**** Text block

Good Joey. First, thank you for inviting me.

 

Joey Myers  00:44

You got it, sir. Hey, I wanted to kick off. I wanted to talk about because we're going to be looking at the idea of staying sideways with the lower half, directional force, all that. So, I wanted to get your view, since you introduced it to me and introduced it to the backspin tee guys, what's the major benefit of staying sideways? And maybe a detriment to not staying sideways? Maybe over rotating? Which I see a lot of young hitters do?

 

What’s the Major Hitting Training Benefit to “Staying Sideways”

 

Matt Nokes  01:13

Well, I think there are several reasons. I mean, it's a whole system, right? It's your lower body. And it's been misinterpreted for so many years. Because of well, the communication wasn't necessary.  Let's just say when a major leaguer's talking to another major leaguer, they're just spouting out hitting training words that don't mean a whole heck of a lot. Or it could mean 50 different things. But they're talking to someone who's been watching their teammate. They know what they're going through. It's what they say just a little bit. They know what they're saying.

********
**** Entries supplied

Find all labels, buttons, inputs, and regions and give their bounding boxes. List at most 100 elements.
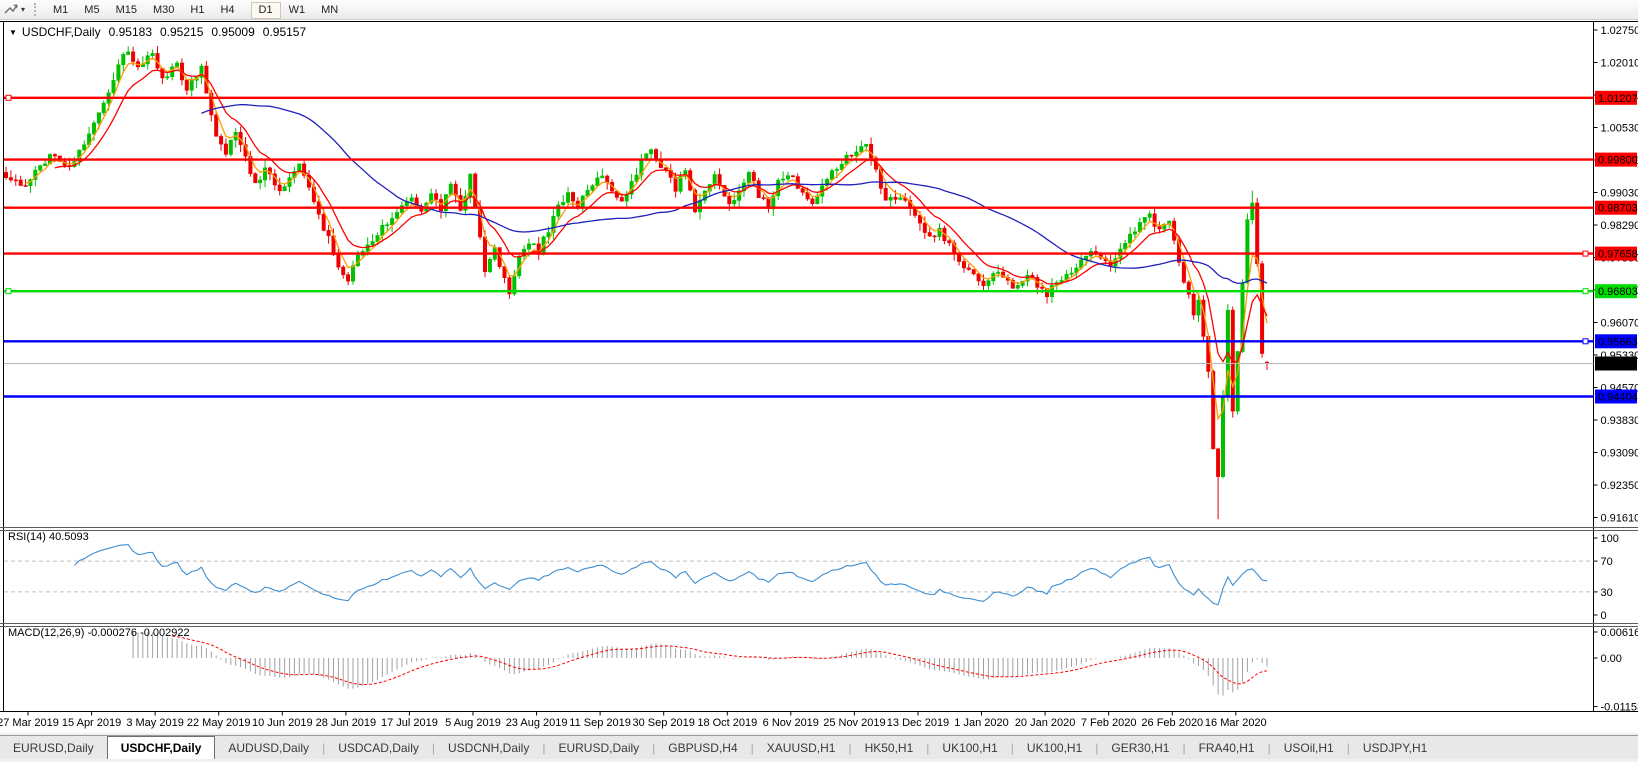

********
**** Entries supplied

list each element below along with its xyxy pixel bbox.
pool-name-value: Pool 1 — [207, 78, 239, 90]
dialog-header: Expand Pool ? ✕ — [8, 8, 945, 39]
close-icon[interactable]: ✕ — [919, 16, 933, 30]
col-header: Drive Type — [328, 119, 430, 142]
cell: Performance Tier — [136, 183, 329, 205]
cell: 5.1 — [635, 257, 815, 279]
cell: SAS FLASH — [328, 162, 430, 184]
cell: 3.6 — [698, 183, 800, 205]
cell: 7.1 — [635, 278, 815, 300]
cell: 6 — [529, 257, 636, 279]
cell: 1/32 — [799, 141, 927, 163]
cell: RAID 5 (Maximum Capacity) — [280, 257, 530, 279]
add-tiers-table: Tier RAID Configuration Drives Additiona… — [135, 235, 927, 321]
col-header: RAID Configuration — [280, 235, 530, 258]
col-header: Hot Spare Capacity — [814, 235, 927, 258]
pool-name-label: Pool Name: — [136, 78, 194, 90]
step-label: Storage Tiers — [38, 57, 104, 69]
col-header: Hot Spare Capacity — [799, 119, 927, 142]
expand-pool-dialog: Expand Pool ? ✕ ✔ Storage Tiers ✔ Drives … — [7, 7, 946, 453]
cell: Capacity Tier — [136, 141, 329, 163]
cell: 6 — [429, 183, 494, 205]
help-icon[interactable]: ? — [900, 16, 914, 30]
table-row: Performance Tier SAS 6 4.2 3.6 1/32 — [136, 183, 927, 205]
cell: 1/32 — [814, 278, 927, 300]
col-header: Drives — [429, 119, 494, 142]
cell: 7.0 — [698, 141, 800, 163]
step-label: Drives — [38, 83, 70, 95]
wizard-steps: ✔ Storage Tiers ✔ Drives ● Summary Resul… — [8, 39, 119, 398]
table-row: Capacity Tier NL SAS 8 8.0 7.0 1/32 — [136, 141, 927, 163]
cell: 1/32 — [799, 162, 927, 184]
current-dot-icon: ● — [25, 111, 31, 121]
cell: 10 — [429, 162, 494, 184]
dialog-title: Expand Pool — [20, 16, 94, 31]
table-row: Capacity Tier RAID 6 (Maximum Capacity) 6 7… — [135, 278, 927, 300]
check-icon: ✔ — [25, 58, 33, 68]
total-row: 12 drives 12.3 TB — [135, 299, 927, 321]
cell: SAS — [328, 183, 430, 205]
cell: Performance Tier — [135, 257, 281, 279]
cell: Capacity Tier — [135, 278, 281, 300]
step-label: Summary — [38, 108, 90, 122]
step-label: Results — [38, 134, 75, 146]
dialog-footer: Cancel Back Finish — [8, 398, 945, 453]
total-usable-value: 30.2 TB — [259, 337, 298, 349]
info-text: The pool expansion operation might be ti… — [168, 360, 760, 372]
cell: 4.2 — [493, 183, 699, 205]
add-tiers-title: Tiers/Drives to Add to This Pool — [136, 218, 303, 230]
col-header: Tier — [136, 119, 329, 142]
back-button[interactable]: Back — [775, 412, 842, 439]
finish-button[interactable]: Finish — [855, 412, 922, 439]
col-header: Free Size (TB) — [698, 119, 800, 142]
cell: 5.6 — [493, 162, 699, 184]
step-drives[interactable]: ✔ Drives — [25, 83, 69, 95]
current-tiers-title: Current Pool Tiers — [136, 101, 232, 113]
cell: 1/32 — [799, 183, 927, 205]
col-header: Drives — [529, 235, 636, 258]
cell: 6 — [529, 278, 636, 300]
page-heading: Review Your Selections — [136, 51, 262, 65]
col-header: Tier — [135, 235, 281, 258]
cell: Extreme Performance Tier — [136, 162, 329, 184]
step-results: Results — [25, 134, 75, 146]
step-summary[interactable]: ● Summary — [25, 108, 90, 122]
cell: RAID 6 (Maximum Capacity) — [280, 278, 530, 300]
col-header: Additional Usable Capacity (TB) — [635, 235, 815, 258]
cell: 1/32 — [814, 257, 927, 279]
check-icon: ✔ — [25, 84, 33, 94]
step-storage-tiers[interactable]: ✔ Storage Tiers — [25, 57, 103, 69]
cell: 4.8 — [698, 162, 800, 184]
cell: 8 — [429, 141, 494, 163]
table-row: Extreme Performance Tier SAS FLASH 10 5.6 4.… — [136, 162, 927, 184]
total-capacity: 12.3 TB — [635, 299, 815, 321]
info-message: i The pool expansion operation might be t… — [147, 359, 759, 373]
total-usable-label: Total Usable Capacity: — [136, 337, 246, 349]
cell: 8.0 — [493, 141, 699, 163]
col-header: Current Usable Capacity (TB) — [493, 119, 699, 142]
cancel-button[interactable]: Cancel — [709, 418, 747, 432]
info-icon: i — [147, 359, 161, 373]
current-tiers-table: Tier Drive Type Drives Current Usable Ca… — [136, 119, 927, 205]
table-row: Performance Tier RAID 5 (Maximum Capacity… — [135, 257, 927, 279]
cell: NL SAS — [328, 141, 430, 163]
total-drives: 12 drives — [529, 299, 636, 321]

********

- [Given exercise A] Can you extract the passage of the hitting-training transcript starting at "Matt Nokes  01:13" and ending at "what they're saying."?
- [Given exercise B] Would you continue the hitting-training transcript, picking up right after its final sentence?
The listing has no connection to the hitting-training transcript.

- [Exercise output A]
Matt Nokes  01:13

Well, I think there are several reasons. I mean, it's a whole system, right? It's your lower body. And it's been misinterpreted for so many years. Because of well, the communication wasn't necessary.  Let's just say when a major leaguer's talking to another major leaguer, they're just spouting out hitting training words that don't mean a whole heck of a lot. Or it could mean 50 different things. But they're talking to someone who's been watching their teammate. They know what they're going through. It's what they say just a little bit. They know what they're saying.

- [Exercise output B]
Matt Nokes  01:53

And so a lot of the conversation is nonverbal. And so, this whole thing of using your hips, it's just something that has been brought up to people. And if you think about it, when you're hitting, for people who haven't been hitting, or who don't know how to hit, they don't see the patterns that you and I see or that a high school, college, pro player, or major leaguer, they don't see the patterns that we see.

 

Matt Nokes  02:27

And so, the varying levels of, there's a huge amount of information that you need to know just to see certain things. Right? And so, it's what, it's why there's this confusion. And people just haven't really taken the time to, or they just didn't feel like, feel the need to explain any more. Because, as one of my good friends Darrell Evans always said is well, I can't tell you everything.

 

Matt Nokes  02:56

Like he'll explain some awesome conflict. I go, why don't you tell me that, you know, 20 years ago when we were in the big leagues? Because I can't tell you everything, because you knew.  He hit 400 or over 400 home-runs. But there were some hitting training things that he didn't question. And things that I questioned, and vice versa, I wish I would have had that information from the beginning.

 

Matt Nokes  03:22

And it's not so much that we see the patterns, because everyone sees oh, you know, that front leg straightens out at some point, that must be important. Okay, well, it kind of straightens out when you block. Sometimes it doesn't when your way into your legs.  But the point is, it's blocked, blocking. And because there's rotation, it's going to straighten out, close to contact.

 

Matt Nokes  03:54

Like everybody knows, if you ever thought about straightening out your front leg thinking that that's going to be key, that's going to be one of my adjustments. One of my adjustments, that I'm going to get three hits tonight, you know that, that would be like the worst thing to think about, right? You would leak. You would just pole vault, leak your way up and out over the top.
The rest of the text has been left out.